## GIVEN EXERCISE
Tell how many lines have the string "only" in them, and write nothing besides the number.

## DATA ROWS
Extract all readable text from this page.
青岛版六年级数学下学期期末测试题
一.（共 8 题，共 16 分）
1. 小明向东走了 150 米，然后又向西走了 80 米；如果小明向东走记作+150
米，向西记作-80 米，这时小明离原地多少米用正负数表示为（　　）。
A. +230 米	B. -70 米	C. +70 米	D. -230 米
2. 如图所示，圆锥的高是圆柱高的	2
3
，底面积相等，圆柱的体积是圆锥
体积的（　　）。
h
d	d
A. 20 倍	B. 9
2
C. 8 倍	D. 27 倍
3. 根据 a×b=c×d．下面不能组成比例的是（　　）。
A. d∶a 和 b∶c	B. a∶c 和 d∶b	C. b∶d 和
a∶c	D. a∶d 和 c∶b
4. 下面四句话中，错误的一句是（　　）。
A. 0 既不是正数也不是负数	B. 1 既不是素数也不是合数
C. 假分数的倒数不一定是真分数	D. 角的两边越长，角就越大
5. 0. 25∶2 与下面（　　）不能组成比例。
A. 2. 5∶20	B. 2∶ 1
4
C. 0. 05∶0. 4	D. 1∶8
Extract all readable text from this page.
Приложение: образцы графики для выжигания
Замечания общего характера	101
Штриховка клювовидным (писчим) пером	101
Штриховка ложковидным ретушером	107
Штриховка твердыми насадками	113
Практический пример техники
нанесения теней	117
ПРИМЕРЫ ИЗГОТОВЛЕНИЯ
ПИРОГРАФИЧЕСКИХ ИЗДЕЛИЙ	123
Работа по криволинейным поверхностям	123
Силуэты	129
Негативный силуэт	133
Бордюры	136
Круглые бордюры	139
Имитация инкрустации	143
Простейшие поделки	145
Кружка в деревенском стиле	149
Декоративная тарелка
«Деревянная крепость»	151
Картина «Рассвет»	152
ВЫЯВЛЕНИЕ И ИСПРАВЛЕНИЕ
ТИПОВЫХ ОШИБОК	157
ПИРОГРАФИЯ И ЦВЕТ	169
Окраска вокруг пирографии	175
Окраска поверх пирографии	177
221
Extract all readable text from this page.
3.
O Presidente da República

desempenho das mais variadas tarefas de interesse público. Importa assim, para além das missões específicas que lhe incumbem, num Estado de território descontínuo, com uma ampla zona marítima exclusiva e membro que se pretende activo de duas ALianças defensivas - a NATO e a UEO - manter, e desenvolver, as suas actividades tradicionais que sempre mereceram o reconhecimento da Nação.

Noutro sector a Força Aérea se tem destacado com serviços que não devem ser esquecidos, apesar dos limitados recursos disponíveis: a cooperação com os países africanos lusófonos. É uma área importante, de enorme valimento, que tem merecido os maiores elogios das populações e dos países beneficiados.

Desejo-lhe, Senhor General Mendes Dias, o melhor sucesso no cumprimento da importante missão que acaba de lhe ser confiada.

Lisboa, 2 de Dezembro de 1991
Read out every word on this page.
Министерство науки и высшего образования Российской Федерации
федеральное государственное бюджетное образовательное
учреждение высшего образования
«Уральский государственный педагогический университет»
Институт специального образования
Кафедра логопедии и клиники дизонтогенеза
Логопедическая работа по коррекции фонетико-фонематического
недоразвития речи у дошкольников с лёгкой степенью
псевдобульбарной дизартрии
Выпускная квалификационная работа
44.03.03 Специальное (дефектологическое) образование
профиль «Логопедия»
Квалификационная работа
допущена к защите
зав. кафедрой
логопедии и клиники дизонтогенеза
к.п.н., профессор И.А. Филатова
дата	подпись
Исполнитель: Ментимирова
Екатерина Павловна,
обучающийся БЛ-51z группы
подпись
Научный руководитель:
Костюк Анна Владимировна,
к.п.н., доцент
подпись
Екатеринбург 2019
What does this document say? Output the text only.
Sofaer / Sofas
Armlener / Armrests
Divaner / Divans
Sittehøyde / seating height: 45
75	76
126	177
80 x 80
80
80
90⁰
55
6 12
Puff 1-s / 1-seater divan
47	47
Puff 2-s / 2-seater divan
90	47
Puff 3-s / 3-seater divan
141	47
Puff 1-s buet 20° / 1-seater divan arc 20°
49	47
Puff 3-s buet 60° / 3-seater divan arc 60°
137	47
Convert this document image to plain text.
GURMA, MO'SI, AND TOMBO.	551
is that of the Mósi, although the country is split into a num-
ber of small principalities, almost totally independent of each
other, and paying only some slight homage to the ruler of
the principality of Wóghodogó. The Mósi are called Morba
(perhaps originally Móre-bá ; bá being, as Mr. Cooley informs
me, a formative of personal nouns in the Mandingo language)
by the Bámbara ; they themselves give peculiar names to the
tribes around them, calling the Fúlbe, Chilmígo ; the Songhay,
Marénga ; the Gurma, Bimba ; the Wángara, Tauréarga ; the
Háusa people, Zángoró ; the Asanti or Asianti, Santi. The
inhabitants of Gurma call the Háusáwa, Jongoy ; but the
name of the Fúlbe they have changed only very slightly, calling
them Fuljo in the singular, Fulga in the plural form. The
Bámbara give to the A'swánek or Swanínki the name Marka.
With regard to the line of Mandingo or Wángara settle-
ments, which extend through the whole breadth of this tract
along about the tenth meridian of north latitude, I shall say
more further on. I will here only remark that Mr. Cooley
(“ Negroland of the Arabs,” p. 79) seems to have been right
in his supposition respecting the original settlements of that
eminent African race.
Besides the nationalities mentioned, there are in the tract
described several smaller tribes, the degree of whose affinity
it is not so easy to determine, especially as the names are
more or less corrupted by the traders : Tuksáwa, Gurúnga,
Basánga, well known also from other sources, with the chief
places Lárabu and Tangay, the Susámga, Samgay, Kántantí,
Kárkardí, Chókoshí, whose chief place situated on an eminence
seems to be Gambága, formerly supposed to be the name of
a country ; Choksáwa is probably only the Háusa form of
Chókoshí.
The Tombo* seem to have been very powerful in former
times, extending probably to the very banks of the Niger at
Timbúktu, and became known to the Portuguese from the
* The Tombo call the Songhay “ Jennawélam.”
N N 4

## FINAL RESULT
5